EXCERPT TO READ:
- - - -
We get 0.33 since model is random and loss is bad for that reason.

# Accuracy Calculation

In [117]:
import numpy as np

# probabilities of 3 samples
softmax_outputs = np.array([[0.7, 0.2, 0.1],
                            [0.5, 0.1, 0.4],
                            [0.02, 0.9, 0.08]])
# target (ground-truth) labels for 3 samples
class_targets = np.array([0, 1, 1])

# calculate values along second axis (axis of index 1)
predictions = np.argmax(softmax_outputs, axis=1)
print(f"Predictions: {predictions}")
# if targets are one-hot encoded - convert them
if len(class_targets.shape) == 2:
    class_targets = np.argmax(class_targets, axis=1)
    print(f"Class Targets (one hot encode): {class_targets}")
- - - -
STORED DATA:

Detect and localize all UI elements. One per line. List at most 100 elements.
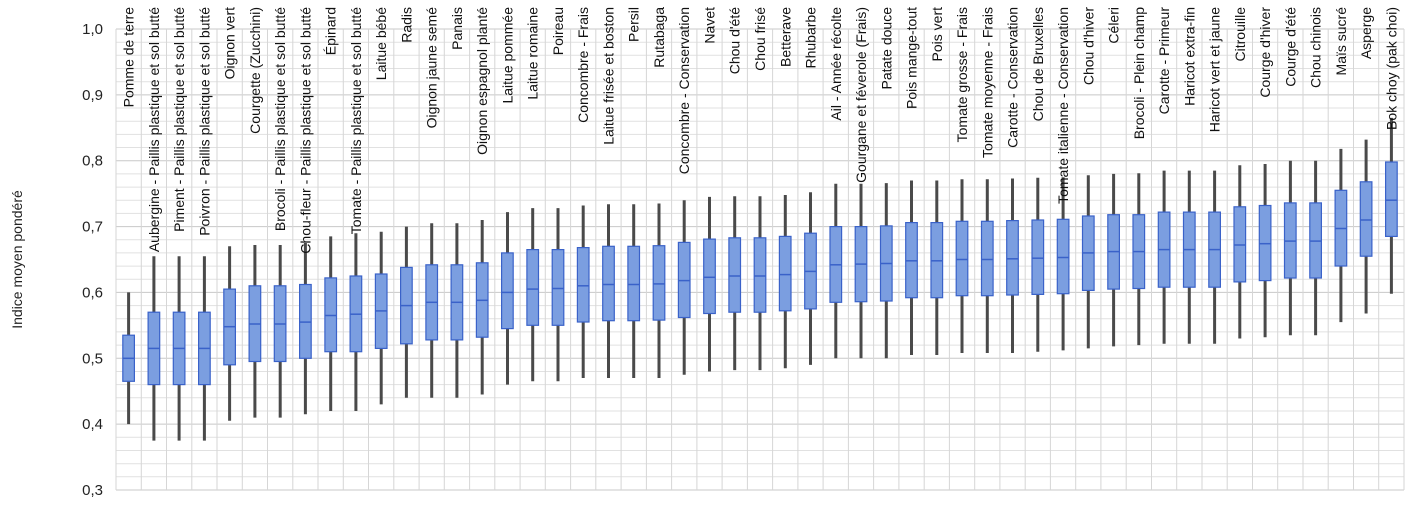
- - - -
AIM A: In the accuracy calculation code, starting at "# probabilities of" and ending at "np.array([0, 1, 1])", swap in "observations" wherever "samples" appears.
AIM B: Resume the accuracy calculation code after its final line.

EXERCISE RESPONSE A:
# probabilities of 3 observations
softmax_outputs = np.array([[0.7, 0.2, 0.1],
                            [0.5, 0.1, 0.4],
                            [0.02, 0.9, 0.08]])
# target (ground-truth) labels for 3 observations
class_targets = np.array([0, 1, 1])

EXERCISE RESPONSE B:
# True evaluates to 1; False to 0
accuracy = np.mean(predictions == class_targets)
print(f"Accuracy: {accuracy}")

Predictions: [0 0 1]
Accuracy: 0.6666666666666666


In [118]:
# code to add to Full Code up to this Point

# calculate accuracy from output of activation2 and targets
# calculate values along first axis
predictions = np.argmax(activation2.output, axis=1)
if len(y.shape) == 2:
    y = np.argmax(y, axis=1)
accuracy = np.mean(predictions == y)

# print accuracy
print('Accuracy:', accuracy)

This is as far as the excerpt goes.